Copy each line below in which the word "down" occurs.

>>>>>

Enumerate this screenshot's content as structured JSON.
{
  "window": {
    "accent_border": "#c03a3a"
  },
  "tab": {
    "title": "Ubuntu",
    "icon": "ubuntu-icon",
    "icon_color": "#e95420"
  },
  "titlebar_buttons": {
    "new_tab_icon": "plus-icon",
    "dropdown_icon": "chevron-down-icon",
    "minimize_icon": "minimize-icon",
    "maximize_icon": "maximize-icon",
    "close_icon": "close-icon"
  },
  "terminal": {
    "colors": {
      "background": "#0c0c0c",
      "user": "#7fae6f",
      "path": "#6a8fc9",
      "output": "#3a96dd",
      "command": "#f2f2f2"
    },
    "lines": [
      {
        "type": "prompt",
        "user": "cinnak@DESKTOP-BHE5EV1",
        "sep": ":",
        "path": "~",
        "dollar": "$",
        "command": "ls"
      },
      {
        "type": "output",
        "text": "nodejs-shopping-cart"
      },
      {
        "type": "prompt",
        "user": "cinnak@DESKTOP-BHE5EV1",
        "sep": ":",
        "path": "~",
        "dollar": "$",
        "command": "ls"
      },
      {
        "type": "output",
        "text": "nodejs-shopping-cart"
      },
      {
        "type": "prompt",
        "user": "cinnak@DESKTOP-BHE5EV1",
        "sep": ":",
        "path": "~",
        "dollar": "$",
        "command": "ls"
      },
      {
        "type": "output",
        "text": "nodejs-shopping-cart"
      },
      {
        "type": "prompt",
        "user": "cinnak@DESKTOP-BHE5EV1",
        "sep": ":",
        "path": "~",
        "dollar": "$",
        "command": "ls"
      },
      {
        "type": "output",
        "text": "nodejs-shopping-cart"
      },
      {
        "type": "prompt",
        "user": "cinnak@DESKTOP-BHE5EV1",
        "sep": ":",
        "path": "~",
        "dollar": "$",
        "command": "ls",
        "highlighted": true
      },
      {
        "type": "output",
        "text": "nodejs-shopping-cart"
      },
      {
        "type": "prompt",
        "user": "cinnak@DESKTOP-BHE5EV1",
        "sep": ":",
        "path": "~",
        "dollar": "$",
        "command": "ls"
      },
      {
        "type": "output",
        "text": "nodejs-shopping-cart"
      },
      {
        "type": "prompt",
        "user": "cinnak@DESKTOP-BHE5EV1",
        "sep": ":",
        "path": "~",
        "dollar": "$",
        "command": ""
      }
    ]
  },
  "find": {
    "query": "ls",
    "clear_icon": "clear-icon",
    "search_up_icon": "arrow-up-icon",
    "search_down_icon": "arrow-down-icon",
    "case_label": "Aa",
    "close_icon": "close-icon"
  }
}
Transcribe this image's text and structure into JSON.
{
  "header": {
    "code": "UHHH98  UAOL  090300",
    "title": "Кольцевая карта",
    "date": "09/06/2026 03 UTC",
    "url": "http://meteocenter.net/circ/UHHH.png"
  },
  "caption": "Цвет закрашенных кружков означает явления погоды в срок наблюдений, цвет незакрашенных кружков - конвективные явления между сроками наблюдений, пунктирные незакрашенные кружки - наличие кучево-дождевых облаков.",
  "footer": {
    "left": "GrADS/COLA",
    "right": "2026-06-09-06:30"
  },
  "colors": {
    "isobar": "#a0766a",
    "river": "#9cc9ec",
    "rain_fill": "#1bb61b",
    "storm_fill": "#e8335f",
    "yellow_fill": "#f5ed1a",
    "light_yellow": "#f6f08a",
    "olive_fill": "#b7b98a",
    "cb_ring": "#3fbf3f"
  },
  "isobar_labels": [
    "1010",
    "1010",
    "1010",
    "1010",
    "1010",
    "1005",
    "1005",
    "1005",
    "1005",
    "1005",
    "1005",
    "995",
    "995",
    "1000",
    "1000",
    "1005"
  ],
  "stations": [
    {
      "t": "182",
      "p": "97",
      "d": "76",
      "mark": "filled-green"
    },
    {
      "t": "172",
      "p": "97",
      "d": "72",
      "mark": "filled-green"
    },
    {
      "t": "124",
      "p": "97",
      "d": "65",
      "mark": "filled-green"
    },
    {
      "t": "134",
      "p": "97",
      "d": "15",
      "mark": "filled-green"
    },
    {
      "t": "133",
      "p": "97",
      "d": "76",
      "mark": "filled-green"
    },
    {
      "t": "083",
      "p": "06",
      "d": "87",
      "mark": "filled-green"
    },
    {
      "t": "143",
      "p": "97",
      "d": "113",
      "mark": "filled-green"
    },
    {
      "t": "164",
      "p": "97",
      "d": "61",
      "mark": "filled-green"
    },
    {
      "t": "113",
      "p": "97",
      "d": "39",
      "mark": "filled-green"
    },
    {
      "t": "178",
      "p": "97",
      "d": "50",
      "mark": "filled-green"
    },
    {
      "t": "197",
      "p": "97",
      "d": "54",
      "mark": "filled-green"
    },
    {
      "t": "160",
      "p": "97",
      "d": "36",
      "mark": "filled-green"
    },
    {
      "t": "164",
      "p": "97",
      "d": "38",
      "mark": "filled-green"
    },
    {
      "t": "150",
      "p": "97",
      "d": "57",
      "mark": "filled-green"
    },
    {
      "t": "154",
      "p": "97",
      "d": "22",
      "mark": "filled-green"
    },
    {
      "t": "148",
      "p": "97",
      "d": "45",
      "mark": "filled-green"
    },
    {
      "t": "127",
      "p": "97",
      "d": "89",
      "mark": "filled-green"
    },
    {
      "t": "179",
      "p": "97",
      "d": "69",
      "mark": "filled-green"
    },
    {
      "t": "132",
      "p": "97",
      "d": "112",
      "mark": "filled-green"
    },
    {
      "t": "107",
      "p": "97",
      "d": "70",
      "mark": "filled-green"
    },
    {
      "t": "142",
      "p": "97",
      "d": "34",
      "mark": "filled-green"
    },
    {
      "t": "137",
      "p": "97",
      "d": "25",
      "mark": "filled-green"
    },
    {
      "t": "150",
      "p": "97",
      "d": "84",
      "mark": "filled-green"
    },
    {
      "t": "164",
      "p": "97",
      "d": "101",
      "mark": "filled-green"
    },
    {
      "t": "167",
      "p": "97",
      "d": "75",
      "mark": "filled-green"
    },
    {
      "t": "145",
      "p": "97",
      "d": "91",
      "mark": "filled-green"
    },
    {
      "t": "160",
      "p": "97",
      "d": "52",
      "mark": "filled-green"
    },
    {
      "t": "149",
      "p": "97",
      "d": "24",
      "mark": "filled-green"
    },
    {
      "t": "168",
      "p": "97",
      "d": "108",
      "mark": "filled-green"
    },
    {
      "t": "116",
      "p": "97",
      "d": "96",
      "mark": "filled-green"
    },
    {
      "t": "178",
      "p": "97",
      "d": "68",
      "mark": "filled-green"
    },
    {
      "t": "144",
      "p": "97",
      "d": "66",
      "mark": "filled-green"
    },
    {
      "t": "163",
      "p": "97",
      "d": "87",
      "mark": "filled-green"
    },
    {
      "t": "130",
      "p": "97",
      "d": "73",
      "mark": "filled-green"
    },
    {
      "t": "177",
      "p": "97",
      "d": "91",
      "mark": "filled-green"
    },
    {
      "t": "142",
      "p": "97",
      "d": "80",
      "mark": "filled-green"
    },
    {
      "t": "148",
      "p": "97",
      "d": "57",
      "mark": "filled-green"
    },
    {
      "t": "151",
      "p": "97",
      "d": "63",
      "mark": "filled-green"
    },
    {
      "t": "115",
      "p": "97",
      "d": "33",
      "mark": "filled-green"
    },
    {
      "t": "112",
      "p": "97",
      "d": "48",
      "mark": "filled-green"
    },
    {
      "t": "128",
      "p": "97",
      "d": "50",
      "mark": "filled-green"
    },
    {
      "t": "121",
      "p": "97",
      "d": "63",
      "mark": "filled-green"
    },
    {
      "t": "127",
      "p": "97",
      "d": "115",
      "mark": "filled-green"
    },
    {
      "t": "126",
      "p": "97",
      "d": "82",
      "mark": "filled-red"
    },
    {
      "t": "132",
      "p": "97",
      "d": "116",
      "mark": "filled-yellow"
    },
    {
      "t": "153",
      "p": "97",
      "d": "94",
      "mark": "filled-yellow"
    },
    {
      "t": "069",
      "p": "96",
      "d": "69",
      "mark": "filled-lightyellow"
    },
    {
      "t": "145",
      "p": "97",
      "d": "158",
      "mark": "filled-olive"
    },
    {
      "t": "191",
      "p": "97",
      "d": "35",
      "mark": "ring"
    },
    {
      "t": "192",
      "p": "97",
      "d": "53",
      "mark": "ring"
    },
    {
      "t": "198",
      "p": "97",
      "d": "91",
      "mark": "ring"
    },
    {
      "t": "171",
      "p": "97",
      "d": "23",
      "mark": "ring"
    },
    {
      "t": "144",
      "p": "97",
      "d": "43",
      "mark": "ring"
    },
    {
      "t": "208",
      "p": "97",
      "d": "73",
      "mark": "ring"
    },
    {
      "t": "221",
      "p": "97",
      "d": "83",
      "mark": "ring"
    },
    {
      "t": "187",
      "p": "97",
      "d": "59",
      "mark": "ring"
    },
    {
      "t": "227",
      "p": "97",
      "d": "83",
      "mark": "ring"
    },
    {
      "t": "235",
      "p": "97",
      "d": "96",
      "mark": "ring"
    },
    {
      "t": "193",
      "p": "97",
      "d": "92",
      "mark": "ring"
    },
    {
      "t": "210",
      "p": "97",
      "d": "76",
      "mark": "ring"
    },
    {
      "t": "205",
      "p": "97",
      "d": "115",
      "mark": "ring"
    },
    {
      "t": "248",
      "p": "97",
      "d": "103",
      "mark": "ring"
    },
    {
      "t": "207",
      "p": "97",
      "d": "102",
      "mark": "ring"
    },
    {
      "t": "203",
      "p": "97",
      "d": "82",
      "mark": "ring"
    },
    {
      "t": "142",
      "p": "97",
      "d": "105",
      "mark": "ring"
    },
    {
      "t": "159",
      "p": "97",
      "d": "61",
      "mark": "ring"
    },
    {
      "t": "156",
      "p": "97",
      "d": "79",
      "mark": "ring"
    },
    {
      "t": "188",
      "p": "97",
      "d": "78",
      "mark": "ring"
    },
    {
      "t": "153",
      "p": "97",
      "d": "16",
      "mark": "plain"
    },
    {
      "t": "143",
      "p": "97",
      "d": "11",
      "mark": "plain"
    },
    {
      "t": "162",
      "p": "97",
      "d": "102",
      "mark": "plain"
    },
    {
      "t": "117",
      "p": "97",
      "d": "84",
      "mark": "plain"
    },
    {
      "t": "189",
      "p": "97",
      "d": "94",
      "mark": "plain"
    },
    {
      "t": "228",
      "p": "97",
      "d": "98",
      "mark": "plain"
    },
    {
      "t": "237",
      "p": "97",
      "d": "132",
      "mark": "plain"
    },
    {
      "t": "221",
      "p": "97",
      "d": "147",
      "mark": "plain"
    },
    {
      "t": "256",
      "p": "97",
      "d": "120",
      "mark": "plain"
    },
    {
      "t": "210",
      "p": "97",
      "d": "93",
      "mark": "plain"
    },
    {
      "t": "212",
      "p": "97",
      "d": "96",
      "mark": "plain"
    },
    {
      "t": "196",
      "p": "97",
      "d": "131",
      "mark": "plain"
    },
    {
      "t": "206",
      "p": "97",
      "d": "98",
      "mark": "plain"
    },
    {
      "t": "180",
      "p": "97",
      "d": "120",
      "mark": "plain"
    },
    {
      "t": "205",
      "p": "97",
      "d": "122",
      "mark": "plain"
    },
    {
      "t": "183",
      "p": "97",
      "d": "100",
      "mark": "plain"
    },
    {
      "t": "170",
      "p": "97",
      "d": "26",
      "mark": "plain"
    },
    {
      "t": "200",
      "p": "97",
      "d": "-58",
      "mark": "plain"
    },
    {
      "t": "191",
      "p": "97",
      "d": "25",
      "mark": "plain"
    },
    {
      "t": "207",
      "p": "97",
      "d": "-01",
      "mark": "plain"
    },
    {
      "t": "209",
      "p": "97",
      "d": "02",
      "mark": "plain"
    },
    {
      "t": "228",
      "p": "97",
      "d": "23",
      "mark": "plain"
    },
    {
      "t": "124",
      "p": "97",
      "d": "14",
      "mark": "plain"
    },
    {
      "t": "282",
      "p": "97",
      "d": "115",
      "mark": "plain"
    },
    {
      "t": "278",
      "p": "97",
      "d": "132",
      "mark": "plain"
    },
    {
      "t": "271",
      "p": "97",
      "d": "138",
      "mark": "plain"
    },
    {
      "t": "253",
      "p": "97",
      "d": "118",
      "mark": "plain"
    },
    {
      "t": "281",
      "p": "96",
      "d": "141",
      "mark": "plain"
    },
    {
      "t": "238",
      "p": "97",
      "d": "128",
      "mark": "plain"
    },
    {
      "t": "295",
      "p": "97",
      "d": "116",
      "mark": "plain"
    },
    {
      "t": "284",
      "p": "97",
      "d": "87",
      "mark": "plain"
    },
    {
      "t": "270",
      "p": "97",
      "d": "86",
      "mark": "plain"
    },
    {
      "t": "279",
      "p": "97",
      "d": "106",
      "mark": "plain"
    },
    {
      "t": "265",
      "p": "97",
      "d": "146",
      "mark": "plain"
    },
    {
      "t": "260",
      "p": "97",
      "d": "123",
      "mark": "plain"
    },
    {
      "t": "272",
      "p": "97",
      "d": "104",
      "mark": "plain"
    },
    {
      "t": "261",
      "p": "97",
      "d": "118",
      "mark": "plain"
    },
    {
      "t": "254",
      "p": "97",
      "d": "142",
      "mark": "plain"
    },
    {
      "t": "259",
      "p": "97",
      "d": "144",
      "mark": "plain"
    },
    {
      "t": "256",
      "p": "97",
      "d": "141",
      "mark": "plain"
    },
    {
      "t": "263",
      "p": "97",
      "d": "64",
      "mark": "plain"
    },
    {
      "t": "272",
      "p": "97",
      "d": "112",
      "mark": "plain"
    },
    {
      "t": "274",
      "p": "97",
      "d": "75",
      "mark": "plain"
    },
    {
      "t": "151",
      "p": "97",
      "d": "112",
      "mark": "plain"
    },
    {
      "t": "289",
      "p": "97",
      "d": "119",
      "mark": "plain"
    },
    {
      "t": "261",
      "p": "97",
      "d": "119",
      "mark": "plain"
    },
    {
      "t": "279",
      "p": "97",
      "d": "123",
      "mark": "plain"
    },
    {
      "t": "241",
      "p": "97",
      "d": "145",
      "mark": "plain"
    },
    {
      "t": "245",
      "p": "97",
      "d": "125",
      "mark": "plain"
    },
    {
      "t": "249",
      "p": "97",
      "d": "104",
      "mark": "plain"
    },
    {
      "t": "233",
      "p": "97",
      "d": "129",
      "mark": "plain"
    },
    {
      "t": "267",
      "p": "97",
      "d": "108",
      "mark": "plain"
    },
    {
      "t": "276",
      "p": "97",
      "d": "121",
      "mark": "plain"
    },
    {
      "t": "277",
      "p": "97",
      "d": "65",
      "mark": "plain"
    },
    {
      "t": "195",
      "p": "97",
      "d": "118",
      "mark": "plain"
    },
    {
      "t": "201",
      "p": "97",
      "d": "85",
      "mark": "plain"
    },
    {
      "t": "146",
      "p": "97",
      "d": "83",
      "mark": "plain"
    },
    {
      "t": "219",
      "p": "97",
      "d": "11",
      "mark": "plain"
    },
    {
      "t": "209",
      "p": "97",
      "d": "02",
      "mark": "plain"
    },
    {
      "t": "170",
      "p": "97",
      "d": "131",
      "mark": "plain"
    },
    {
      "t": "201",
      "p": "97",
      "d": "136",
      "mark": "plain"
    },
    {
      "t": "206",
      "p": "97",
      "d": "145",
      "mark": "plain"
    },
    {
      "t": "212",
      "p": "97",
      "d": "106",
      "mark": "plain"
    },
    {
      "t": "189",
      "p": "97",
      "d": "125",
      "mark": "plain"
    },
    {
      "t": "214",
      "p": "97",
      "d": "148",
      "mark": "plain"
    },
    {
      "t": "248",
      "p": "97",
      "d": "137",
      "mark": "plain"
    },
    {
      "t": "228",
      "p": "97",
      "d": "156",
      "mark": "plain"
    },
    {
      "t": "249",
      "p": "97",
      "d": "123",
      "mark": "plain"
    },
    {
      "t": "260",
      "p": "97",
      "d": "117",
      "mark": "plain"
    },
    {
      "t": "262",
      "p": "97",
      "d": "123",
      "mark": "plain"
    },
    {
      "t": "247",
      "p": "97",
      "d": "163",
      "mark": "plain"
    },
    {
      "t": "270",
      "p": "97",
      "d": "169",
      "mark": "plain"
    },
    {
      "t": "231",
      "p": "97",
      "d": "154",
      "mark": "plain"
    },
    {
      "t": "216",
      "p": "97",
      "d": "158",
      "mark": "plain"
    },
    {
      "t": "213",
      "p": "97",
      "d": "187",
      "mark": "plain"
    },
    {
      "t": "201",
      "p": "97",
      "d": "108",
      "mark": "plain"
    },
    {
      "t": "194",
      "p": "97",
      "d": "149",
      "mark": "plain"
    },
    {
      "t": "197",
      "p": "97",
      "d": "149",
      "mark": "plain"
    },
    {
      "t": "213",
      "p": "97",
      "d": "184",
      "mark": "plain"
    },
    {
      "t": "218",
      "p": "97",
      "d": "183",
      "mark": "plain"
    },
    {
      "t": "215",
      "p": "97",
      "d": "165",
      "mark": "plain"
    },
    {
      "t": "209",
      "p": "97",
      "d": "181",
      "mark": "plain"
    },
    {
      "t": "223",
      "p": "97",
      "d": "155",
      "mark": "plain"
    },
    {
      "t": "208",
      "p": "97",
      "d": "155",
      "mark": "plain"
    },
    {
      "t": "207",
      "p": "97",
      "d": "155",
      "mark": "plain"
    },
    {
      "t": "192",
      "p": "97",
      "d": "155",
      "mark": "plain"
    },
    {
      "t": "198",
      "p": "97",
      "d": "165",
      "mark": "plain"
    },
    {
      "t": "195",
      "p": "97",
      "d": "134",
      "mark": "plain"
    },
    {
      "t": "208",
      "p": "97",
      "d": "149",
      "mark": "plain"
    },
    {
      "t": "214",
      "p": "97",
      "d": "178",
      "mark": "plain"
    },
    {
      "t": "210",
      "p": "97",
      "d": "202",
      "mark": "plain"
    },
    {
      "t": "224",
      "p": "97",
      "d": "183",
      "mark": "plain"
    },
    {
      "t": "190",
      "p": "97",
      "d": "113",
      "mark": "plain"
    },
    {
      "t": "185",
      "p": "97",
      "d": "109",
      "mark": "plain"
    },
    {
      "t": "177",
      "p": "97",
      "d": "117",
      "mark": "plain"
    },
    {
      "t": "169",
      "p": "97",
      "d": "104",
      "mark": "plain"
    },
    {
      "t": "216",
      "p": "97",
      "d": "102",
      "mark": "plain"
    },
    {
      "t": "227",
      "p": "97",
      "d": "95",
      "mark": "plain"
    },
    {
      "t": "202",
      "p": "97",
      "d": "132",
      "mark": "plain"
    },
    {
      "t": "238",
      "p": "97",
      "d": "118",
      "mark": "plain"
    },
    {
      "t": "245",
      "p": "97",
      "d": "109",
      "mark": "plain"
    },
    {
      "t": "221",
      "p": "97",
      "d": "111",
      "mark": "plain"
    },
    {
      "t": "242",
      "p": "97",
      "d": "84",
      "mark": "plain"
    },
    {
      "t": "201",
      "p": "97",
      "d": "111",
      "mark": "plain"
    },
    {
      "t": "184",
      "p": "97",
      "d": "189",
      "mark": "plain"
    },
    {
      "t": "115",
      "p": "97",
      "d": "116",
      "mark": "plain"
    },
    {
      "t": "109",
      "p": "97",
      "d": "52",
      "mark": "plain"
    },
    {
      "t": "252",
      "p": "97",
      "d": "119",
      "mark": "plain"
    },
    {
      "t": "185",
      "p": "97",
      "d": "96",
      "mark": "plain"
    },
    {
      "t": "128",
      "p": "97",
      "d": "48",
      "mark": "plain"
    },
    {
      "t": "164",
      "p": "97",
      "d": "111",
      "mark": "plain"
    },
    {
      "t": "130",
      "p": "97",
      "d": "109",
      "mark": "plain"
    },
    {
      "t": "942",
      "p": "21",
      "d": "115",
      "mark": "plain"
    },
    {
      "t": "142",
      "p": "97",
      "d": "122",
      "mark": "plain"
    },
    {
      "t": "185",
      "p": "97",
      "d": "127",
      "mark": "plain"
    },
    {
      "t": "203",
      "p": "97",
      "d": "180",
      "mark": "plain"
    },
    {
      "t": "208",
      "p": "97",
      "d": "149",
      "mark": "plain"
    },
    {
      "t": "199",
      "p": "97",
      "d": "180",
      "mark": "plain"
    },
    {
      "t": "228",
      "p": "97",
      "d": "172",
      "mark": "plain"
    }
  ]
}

<<<<<

[Answer in full]
    "dropdown_icon": "chevron-down-icon",
    "search_down_icon": "arrow-down-icon",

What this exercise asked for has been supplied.